Stored data entries
===

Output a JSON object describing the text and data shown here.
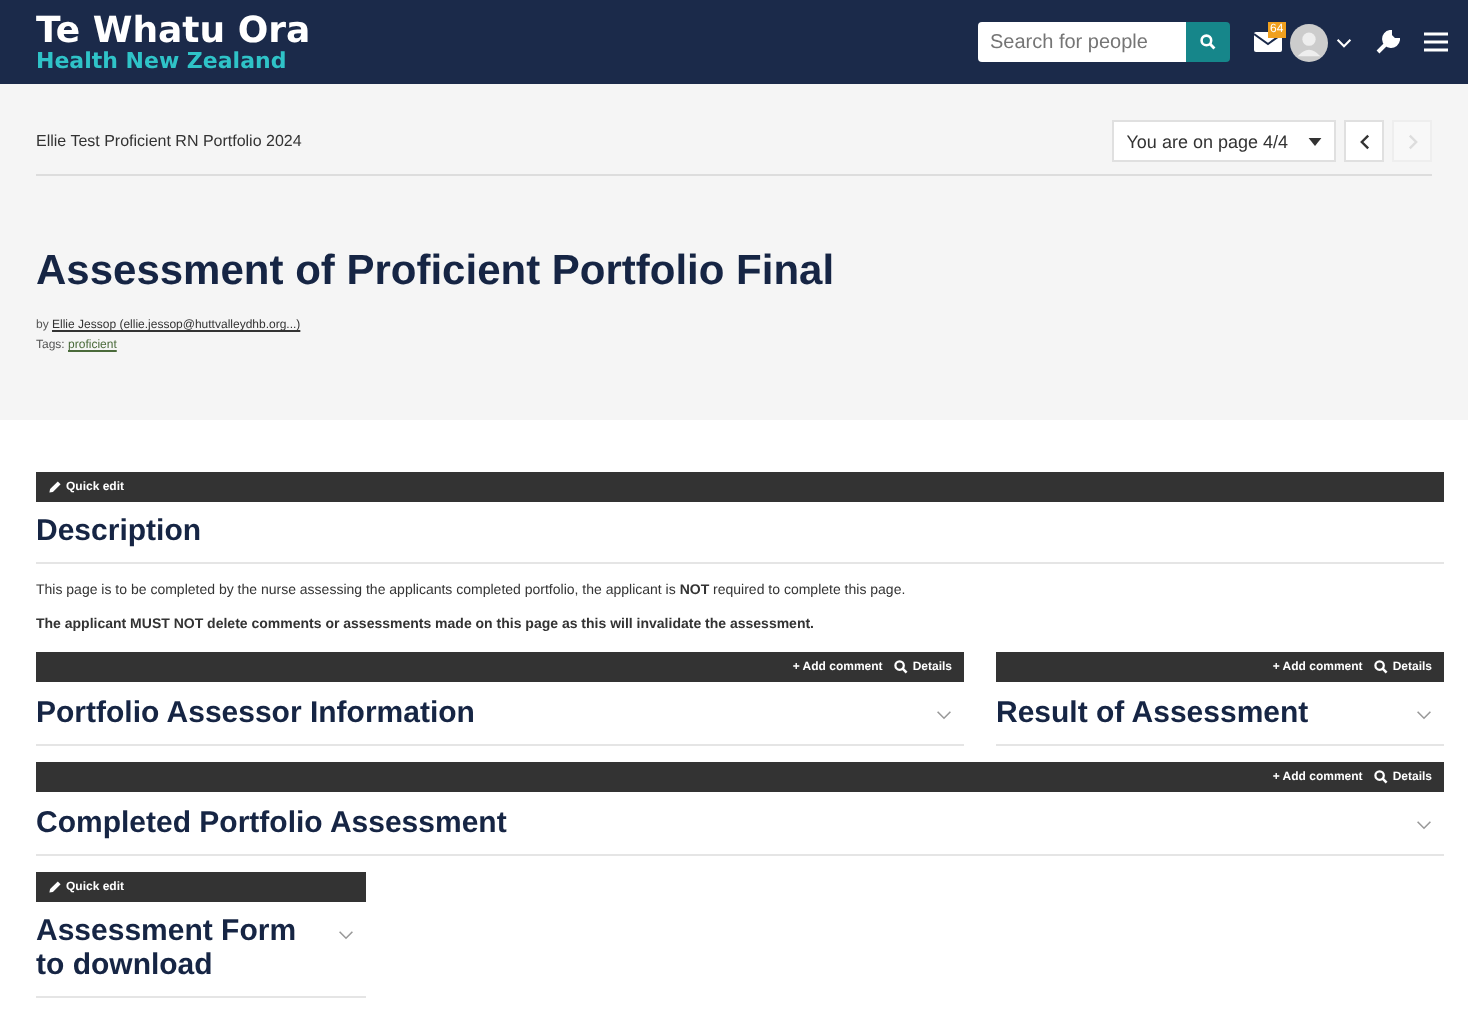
{
  "header": {
    "logo_title": "Te Whatu Ora",
    "logo_subtitle": "Health New Zealand",
    "search": {
      "placeholder": "Search for people"
    },
    "mail_badge": "64"
  },
  "breadcrumb": "Ellie Test Proficient RN Portfolio 2024",
  "pager": {
    "label": "You are on page 4/4",
    "prev": {
      "disabled": false
    },
    "next": {
      "disabled": true
    }
  },
  "page": {
    "title": "Assessment of Proficient Portfolio Final",
    "by_label": "by",
    "author": "Ellie Jessop (ellie.jessop@huttvalleydhb.org...)",
    "tags_label": "Tags:",
    "tag": "proficient"
  },
  "description": {
    "toolbar": {
      "kind": "quickedit",
      "quick_edit": "Quick edit"
    },
    "heading": "Description",
    "paragraphs": [
      {
        "text": "This page is to be completed by the nurse assessing the applicants completed portfolio, the applicant is **NOT** required to complete this page.",
        "bold": false
      },
      {
        "text": "The applicant MUST NOT delete comments or assessments made on this page as this will invalidate the assessment.",
        "bold": true
      }
    ]
  },
  "rows": [
    [
      {
        "toolbar": {
          "kind": "comment",
          "add_comment": "+ Add comment",
          "details": "Details"
        },
        "heading": "Portfolio Assessor Information",
        "expanded": false
      },
      {
        "toolbar": {
          "kind": "comment",
          "add_comment": "+ Add comment",
          "details": "Details"
        },
        "heading": "Result of Assessment",
        "expanded": false
      }
    ],
    [
      {
        "toolbar": {
          "kind": "comment",
          "add_comment": "+ Add comment",
          "details": "Details"
        },
        "heading": "Completed Portfolio Assessment",
        "expanded": false
      }
    ],
    [
      {
        "toolbar": {
          "kind": "quickedit",
          "quick_edit": "Quick edit"
        },
        "heading": "Assessment Form to download",
        "expanded": false,
        "narrow": true
      }
    ]
  ]
}
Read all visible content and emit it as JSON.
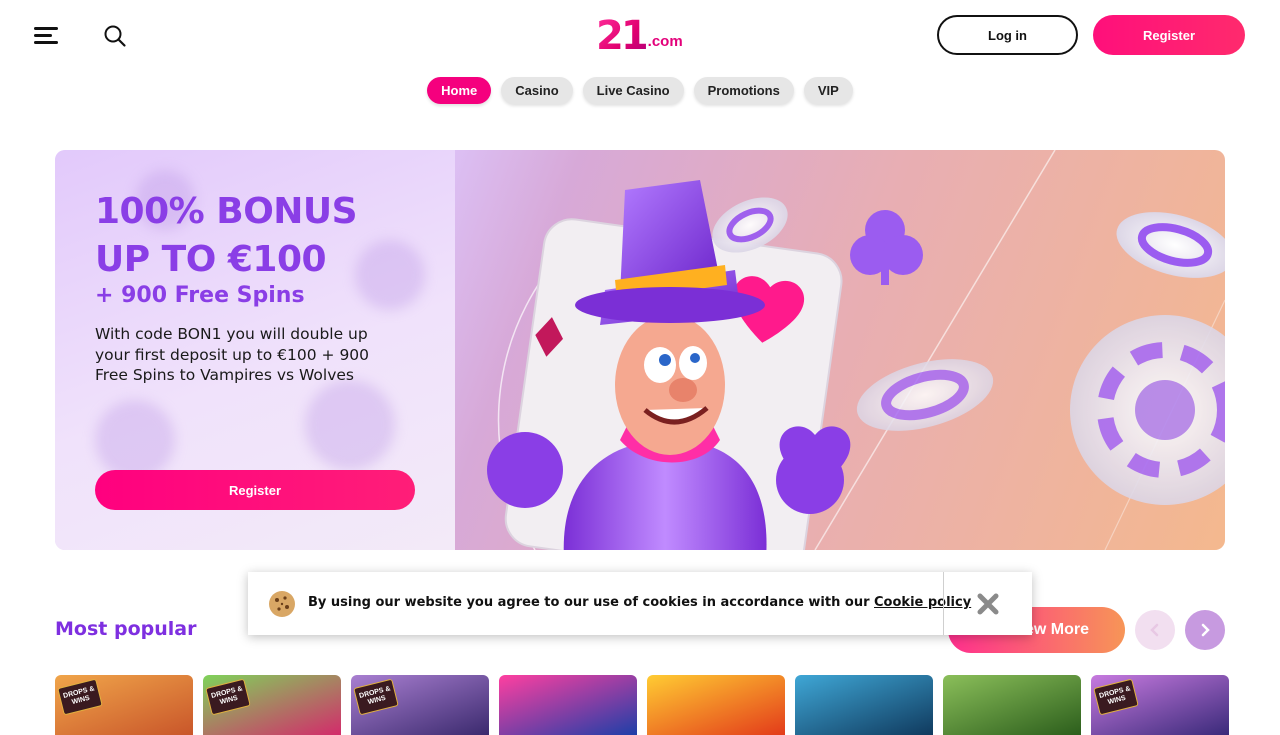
{
  "header": {
    "logo_mark": "21",
    "logo_tld": ".com",
    "login_label": "Log in",
    "register_label": "Register"
  },
  "nav": {
    "tabs": [
      {
        "label": "Home",
        "active": true
      },
      {
        "label": "Casino",
        "active": false
      },
      {
        "label": "Live Casino",
        "active": false
      },
      {
        "label": "Promotions",
        "active": false
      },
      {
        "label": "VIP",
        "active": false
      }
    ]
  },
  "hero": {
    "title_line1": "100% BONUS",
    "title_line2": "UP TO €100",
    "subtitle": "+ 900 Free Spins",
    "description": "With code BON1 you will double up your first deposit up to €100 + 900 Free Spins to Vampires vs Wolves",
    "register_label": "Register"
  },
  "popular": {
    "title": "Most popular",
    "view_more_label": "View More",
    "games": [
      {
        "badge": "DROPS & WINS",
        "colors": [
          "#c9562a",
          "#f0a54a"
        ]
      },
      {
        "badge": "DROPS & WINS",
        "colors": [
          "#d32b6b",
          "#7fd35a"
        ]
      },
      {
        "badge": "DROPS & WINS",
        "colors": [
          "#3b2a6e",
          "#a97fd1"
        ]
      },
      {
        "badge": "",
        "colors": [
          "#1e3fa8",
          "#ff3fa0"
        ]
      },
      {
        "badge": "",
        "colors": [
          "#e33b1a",
          "#ffcc33"
        ]
      },
      {
        "badge": "",
        "colors": [
          "#103a5e",
          "#3fa7d6"
        ]
      },
      {
        "badge": "",
        "colors": [
          "#2c5e1c",
          "#8bbf5a"
        ]
      },
      {
        "badge": "DROPS & WINS",
        "colors": [
          "#3a2a7a",
          "#c77adf"
        ]
      }
    ]
  },
  "cookie": {
    "text": "By using our website you agree to our use of cookies in accordance with our ",
    "link_label": "Cookie policy"
  },
  "colors": {
    "brand_pink": "#f5007e",
    "brand_purple": "#8a3ee6"
  }
}
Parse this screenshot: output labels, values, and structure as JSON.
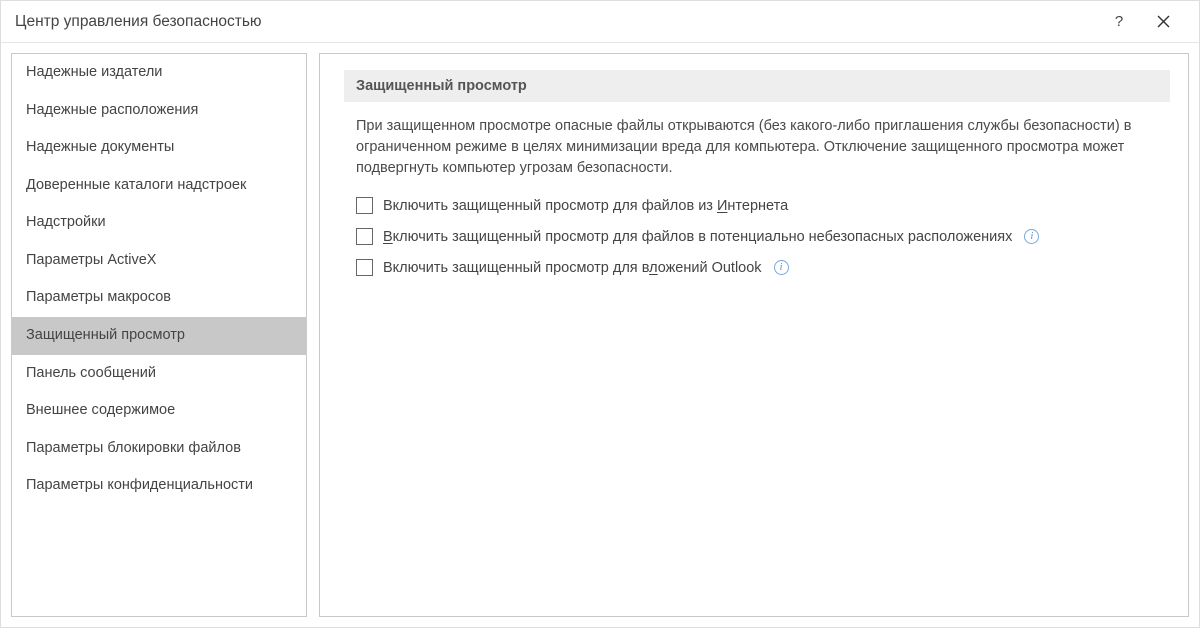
{
  "titlebar": {
    "title": "Центр управления безопасностью",
    "help_label": "?",
    "close_label": "×"
  },
  "sidebar": {
    "items": [
      {
        "label": "Надежные издатели",
        "selected": false
      },
      {
        "label": "Надежные расположения",
        "selected": false
      },
      {
        "label": "Надежные документы",
        "selected": false
      },
      {
        "label": "Доверенные каталоги надстроек",
        "selected": false
      },
      {
        "label": "Надстройки",
        "selected": false
      },
      {
        "label": "Параметры ActiveX",
        "selected": false
      },
      {
        "label": "Параметры макросов",
        "selected": false
      },
      {
        "label": "Защищенный просмотр",
        "selected": true
      },
      {
        "label": "Панель сообщений",
        "selected": false
      },
      {
        "label": "Внешнее содержимое",
        "selected": false
      },
      {
        "label": "Параметры блокировки файлов",
        "selected": false
      },
      {
        "label": "Параметры конфиденциальности",
        "selected": false
      }
    ]
  },
  "main": {
    "section_title": "Защищенный просмотр",
    "description": "При защищенном просмотре опасные файлы открываются (без какого-либо приглашения службы безопасности) в ограниченном режиме в целях минимизации вреда для компьютера. Отключение защищенного просмотра может подвергнуть компьютер угрозам безопасности.",
    "options": [
      {
        "checked": false,
        "pre": "Включить защищенный просмотр для файлов из ",
        "u": "И",
        "post": "нтернета",
        "info": false
      },
      {
        "checked": false,
        "pre": "",
        "u": "В",
        "post": "ключить защищенный просмотр для файлов в потенциально небезопасных расположениях",
        "info": true
      },
      {
        "checked": false,
        "pre": "Включить защищенный просмотр для в",
        "u": "л",
        "post": "ожений Outlook",
        "info": true
      }
    ],
    "info_glyph": "i"
  }
}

===

■ **What you will do**
Copy every entry word for word, but omit the pictures.

■ **Task solution**
Output a JSON object describing the text and data shown here.
{
  "header": {
    "logo_title": "Te Whatu Ora",
    "logo_subtitle": "Health New Zealand",
    "search": {
      "placeholder": "Search for people"
    },
    "mail_badge": "64"
  },
  "breadcrumb": "Ellie Test Proficient RN Portfolio 2024",
  "pager": {
    "label": "You are on page 4/4",
    "prev": {
      "disabled": false
    },
    "next": {
      "disabled": true
    }
  },
  "page": {
    "title": "Assessment of Proficient Portfolio Final",
    "by_label": "by",
    "author": "Ellie Jessop (ellie.jessop@huttvalleydhb.org...)",
    "tags_label": "Tags:",
    "tag": "proficient"
  },
  "description": {
    "toolbar": {
      "kind": "quickedit",
      "quick_edit": "Quick edit"
    },
    "heading": "Description",
    "paragraphs": [
      {
        "text": "This page is to be completed by the nurse assessing the applicants completed portfolio, the applicant is **NOT** required to complete this page.",
        "bold": false
      },
      {
        "text": "The applicant MUST NOT delete comments or assessments made on this page as this will invalidate the assessment.",
        "bold": true
      }
    ]
  },
  "rows": [
    [
      {
        "toolbar": {
          "kind": "comment",
          "add_comment": "+ Add comment",
          "details": "Details"
        },
        "heading": "Portfolio Assessor Information",
        "expanded": false
      },
      {
        "toolbar": {
          "kind": "comment",
          "add_comment": "+ Add comment",
          "details": "Details"
        },
        "heading": "Result of Assessment",
        "expanded": false
      }
    ],
    [
      {
        "toolbar": {
          "kind": "comment",
          "add_comment": "+ Add comment",
          "details": "Details"
        },
        "heading": "Completed Portfolio Assessment",
        "expanded": false
      }
    ],
    [
      {
        "toolbar": {
          "kind": "quickedit",
          "quick_edit": "Quick edit"
        },
        "heading": "Assessment Form to download",
        "expanded": false,
        "narrow": true
      }
    ]
  ]
}
Read all visible content and emit it as JSON.
{
  "header": {
    "logo_mark": "21",
    "logo_tld": ".com",
    "login_label": "Log in",
    "register_label": "Register"
  },
  "nav": {
    "tabs": [
      {
        "label": "Home",
        "active": true
      },
      {
        "label": "Casino",
        "active": false
      },
      {
        "label": "Live Casino",
        "active": false
      },
      {
        "label": "Promotions",
        "active": false
      },
      {
        "label": "VIP",
        "active": false
      }
    ]
  },
  "hero": {
    "title_line1": "100% BONUS",
    "title_line2": "UP TO €100",
    "subtitle": "+ 900 Free Spins",
    "description": "With code BON1 you will double up your first deposit up to €100 + 900 Free Spins to Vampires vs Wolves",
    "register_label": "Register"
  },
  "popular": {
    "title": "Most popular",
    "view_more_label": "View More",
    "games": [
      {
        "badge": "DROPS & WINS",
        "colors": [
          "#c9562a",
          "#f0a54a"
        ]
      },
      {
        "badge": "DROPS & WINS",
        "colors": [
          "#d32b6b",
          "#7fd35a"
        ]
      },
      {
        "badge": "DROPS & WINS",
        "colors": [
          "#3b2a6e",
          "#a97fd1"
        ]
      },
      {
        "badge": "",
        "colors": [
          "#1e3fa8",
          "#ff3fa0"
        ]
      },
      {
        "badge": "",
        "colors": [
          "#e33b1a",
          "#ffcc33"
        ]
      },
      {
        "badge": "",
        "colors": [
          "#103a5e",
          "#3fa7d6"
        ]
      },
      {
        "badge": "",
        "colors": [
          "#2c5e1c",
          "#8bbf5a"
        ]
      },
      {
        "badge": "DROPS & WINS",
        "colors": [
          "#3a2a7a",
          "#c77adf"
        ]
      }
    ]
  },
  "cookie": {
    "text": "By using our website you agree to our use of cookies in accordance with our ",
    "link_label": "Cookie policy"
  },
  "colors": {
    "brand_pink": "#f5007e",
    "brand_purple": "#8a3ee6"
  }
}
Parse this screenshot: output labels, values, and structure as JSON.
{
  "titlebar": {
    "title": "Центр управления безопасностью",
    "help_label": "?",
    "close_label": "×"
  },
  "sidebar": {
    "items": [
      {
        "label": "Надежные издатели",
        "selected": false
      },
      {
        "label": "Надежные расположения",
        "selected": false
      },
      {
        "label": "Надежные документы",
        "selected": false
      },
      {
        "label": "Доверенные каталоги надстроек",
        "selected": false
      },
      {
        "label": "Надстройки",
        "selected": false
      },
      {
        "label": "Параметры ActiveX",
        "selected": false
      },
      {
        "label": "Параметры макросов",
        "selected": false
      },
      {
        "label": "Защищенный просмотр",
        "selected": true
      },
      {
        "label": "Панель сообщений",
        "selected": false
      },
      {
        "label": "Внешнее содержимое",
        "selected": false
      },
      {
        "label": "Параметры блокировки файлов",
        "selected": false
      },
      {
        "label": "Параметры конфиденциальности",
        "selected": false
      }
    ]
  },
  "main": {
    "section_title": "Защищенный просмотр",
    "description": "При защищенном просмотре опасные файлы открываются (без какого-либо приглашения службы безопасности) в ограниченном режиме в целях минимизации вреда для компьютера. Отключение защищенного просмотра может подвергнуть компьютер угрозам безопасности.",
    "options": [
      {
        "checked": false,
        "pre": "Включить защищенный просмотр для файлов из ",
        "u": "И",
        "post": "нтернета",
        "info": false
      },
      {
        "checked": false,
        "pre": "",
        "u": "В",
        "post": "ключить защищенный просмотр для файлов в потенциально небезопасных расположениях",
        "info": true
      },
      {
        "checked": false,
        "pre": "Включить защищенный просмотр для в",
        "u": "л",
        "post": "ожений Outlook",
        "info": true
      }
    ],
    "info_glyph": "i"
  }
}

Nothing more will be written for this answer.